— Challenge —
Below is a listing; reproduce each line of it exactly.

— Data listing —
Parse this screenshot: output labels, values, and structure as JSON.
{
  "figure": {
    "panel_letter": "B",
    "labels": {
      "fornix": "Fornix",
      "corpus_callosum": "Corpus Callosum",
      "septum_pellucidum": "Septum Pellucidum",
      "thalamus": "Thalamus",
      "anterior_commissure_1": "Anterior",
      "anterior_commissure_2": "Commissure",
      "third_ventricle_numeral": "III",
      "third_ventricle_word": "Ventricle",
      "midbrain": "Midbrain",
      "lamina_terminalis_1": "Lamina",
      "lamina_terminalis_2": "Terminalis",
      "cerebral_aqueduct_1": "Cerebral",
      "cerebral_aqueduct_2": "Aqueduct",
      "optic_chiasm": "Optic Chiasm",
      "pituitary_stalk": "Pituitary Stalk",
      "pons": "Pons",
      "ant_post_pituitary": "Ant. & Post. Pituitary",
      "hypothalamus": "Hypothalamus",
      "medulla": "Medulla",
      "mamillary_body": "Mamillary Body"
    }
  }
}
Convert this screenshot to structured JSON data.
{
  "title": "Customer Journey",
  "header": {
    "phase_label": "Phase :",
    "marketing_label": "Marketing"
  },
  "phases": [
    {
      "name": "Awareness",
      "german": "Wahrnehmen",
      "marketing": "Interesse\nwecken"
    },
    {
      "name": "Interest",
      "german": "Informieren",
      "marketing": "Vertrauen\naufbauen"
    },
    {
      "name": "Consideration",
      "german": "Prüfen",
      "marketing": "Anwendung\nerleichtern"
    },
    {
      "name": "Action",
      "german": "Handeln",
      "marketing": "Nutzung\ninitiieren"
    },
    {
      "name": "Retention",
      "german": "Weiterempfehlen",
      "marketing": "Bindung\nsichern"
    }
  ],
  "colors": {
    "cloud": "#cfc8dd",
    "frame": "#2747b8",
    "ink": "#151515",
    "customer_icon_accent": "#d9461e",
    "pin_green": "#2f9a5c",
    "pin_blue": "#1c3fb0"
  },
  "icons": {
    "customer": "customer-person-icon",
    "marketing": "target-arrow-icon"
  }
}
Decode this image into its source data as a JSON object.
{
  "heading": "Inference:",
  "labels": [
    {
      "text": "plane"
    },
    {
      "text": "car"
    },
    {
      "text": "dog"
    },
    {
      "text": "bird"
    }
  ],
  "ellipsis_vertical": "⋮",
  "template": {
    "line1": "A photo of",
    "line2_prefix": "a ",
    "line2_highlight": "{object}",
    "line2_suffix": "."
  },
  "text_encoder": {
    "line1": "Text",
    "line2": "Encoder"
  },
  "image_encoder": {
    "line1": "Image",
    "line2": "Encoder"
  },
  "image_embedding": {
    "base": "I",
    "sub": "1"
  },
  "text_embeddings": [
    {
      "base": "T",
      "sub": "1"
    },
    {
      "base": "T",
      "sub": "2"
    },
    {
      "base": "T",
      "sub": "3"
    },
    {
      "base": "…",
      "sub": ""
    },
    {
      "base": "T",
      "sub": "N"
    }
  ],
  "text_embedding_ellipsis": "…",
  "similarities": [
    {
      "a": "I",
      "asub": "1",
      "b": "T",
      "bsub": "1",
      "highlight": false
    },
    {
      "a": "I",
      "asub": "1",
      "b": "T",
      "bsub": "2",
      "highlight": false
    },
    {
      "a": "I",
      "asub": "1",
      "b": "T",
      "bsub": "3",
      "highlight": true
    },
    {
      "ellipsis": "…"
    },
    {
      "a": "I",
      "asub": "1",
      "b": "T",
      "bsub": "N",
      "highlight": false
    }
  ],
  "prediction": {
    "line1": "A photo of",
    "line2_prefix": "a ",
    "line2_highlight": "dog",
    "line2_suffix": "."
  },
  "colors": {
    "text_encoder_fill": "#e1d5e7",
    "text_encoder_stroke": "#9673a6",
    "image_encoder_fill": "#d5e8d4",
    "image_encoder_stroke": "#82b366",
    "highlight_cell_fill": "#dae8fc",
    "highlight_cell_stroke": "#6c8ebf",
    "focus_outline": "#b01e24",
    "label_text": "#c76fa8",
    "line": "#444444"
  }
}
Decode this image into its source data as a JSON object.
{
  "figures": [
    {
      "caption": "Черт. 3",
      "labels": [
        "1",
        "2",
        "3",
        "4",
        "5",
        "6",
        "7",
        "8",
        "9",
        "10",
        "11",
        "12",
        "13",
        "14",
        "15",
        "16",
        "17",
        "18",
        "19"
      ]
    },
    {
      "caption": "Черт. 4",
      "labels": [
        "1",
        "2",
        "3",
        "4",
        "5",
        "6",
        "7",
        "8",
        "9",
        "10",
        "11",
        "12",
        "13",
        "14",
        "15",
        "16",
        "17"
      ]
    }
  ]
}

— Completed exercise —
Parse this screenshot: output labels, values, and structure as JSON.
{
  "figure": {
    "panel_letter": "B",
    "labels": {
      "fornix": "Fornix",
      "corpus_callosum": "Corpus Callosum",
      "septum_pellucidum": "Septum Pellucidum",
      "thalamus": "Thalamus",
      "anterior_commissure_1": "Anterior",
      "anterior_commissure_2": "Commissure",
      "third_ventricle_numeral": "III",
      "third_ventricle_word": "Ventricle",
      "midbrain": "Midbrain",
      "lamina_terminalis_1": "Lamina",
      "lamina_terminalis_2": "Terminalis",
      "cerebral_aqueduct_1": "Cerebral",
      "cerebral_aqueduct_2": "Aqueduct",
      "optic_chiasm": "Optic Chiasm",
      "pituitary_stalk": "Pituitary Stalk",
      "pons": "Pons",
      "ant_post_pituitary": "Ant. & Post. Pituitary",
      "hypothalamus": "Hypothalamus",
      "medulla": "Medulla",
      "mamillary_body": "Mamillary Body"
    }
  }
}
Convert this screenshot to structured JSON data.
{
  "title": "Customer Journey",
  "header": {
    "phase_label": "Phase :",
    "marketing_label": "Marketing"
  },
  "phases": [
    {
      "name": "Awareness",
      "german": "Wahrnehmen",
      "marketing": "Interesse\nwecken"
    },
    {
      "name": "Interest",
      "german": "Informieren",
      "marketing": "Vertrauen\naufbauen"
    },
    {
      "name": "Consideration",
      "german": "Prüfen",
      "marketing": "Anwendung\nerleichtern"
    },
    {
      "name": "Action",
      "german": "Handeln",
      "marketing": "Nutzung\ninitiieren"
    },
    {
      "name": "Retention",
      "german": "Weiterempfehlen",
      "marketing": "Bindung\nsichern"
    }
  ],
  "colors": {
    "cloud": "#cfc8dd",
    "frame": "#2747b8",
    "ink": "#151515",
    "customer_icon_accent": "#d9461e",
    "pin_green": "#2f9a5c",
    "pin_blue": "#1c3fb0"
  },
  "icons": {
    "customer": "customer-person-icon",
    "marketing": "target-arrow-icon"
  }
}
Decode this image into its source data as a JSON object.
{
  "heading": "Inference:",
  "labels": [
    {
      "text": "plane"
    },
    {
      "text": "car"
    },
    {
      "text": "dog"
    },
    {
      "text": "bird"
    }
  ],
  "ellipsis_vertical": "⋮",
  "template": {
    "line1": "A photo of",
    "line2_prefix": "a ",
    "line2_highlight": "{object}",
    "line2_suffix": "."
  },
  "text_encoder": {
    "line1": "Text",
    "line2": "Encoder"
  },
  "image_encoder": {
    "line1": "Image",
    "line2": "Encoder"
  },
  "image_embedding": {
    "base": "I",
    "sub": "1"
  },
  "text_embeddings": [
    {
      "base": "T",
      "sub": "1"
    },
    {
      "base": "T",
      "sub": "2"
    },
    {
      "base": "T",
      "sub": "3"
    },
    {
      "base": "…",
      "sub": ""
    },
    {
      "base": "T",
      "sub": "N"
    }
  ],
  "text_embedding_ellipsis": "…",
  "similarities": [
    {
      "a": "I",
      "asub": "1",
      "b": "T",
      "bsub": "1",
      "highlight": false
    },
    {
      "a": "I",
      "asub": "1",
      "b": "T",
      "bsub": "2",
      "highlight": false
    },
    {
      "a": "I",
      "asub": "1",
      "b": "T",
      "bsub": "3",
      "highlight": true
    },
    {
      "ellipsis": "…"
    },
    {
      "a": "I",
      "asub": "1",
      "b": "T",
      "bsub": "N",
      "highlight": false
    }
  ],
  "prediction": {
    "line1": "A photo of",
    "line2_prefix": "a ",
    "line2_highlight": "dog",
    "line2_suffix": "."
  },
  "colors": {
    "text_encoder_fill": "#e1d5e7",
    "text_encoder_stroke": "#9673a6",
    "image_encoder_fill": "#d5e8d4",
    "image_encoder_stroke": "#82b366",
    "highlight_cell_fill": "#dae8fc",
    "highlight_cell_stroke": "#6c8ebf",
    "focus_outline": "#b01e24",
    "label_text": "#c76fa8",
    "line": "#444444"
  }
}
Decode this image into its source data as a JSON object.
{
  "figures": [
    {
      "caption": "Черт. 3",
      "labels": [
        "1",
        "2",
        "3",
        "4",
        "5",
        "6",
        "7",
        "8",
        "9",
        "10",
        "11",
        "12",
        "13",
        "14",
        "15",
        "16",
        "17",
        "18",
        "19"
      ]
    },
    {
      "caption": "Черт. 4",
      "labels": [
        "1",
        "2",
        "3",
        "4",
        "5",
        "6",
        "7",
        "8",
        "9",
        "10",
        "11",
        "12",
        "13",
        "14",
        "15",
        "16",
        "17"
      ]
    }
  ]
}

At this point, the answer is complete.